§ **DIRECTIONS**:
Write the count of lines that contain the word "学习无用论" and nothing else.
---
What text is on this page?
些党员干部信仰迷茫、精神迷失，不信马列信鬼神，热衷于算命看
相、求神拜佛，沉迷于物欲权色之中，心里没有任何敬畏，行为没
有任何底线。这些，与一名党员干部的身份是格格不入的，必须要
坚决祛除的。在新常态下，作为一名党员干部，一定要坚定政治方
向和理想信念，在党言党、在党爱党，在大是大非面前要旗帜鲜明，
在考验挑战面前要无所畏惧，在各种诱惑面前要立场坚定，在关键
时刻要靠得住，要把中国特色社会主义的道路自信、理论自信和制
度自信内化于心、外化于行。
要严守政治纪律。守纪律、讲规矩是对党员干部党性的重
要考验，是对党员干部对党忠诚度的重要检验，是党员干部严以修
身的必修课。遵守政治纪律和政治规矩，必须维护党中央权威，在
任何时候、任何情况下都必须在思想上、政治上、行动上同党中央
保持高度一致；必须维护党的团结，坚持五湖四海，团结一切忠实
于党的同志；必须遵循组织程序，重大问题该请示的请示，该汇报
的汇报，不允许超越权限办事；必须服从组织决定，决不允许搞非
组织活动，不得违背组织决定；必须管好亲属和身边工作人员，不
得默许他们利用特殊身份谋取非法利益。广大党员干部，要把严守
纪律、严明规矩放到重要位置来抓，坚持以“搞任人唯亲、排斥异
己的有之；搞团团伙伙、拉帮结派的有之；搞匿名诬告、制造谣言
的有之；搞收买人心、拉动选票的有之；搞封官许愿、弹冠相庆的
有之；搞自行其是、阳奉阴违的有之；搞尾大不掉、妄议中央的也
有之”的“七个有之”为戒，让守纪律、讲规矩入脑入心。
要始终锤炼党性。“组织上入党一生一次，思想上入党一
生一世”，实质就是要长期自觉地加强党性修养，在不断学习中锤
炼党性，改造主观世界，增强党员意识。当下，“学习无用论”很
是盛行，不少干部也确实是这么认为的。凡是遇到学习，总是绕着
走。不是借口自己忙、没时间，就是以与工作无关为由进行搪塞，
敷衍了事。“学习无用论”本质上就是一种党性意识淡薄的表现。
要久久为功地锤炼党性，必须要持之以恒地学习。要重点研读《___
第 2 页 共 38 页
---
§ **EXERCISE RESPONSE**:
2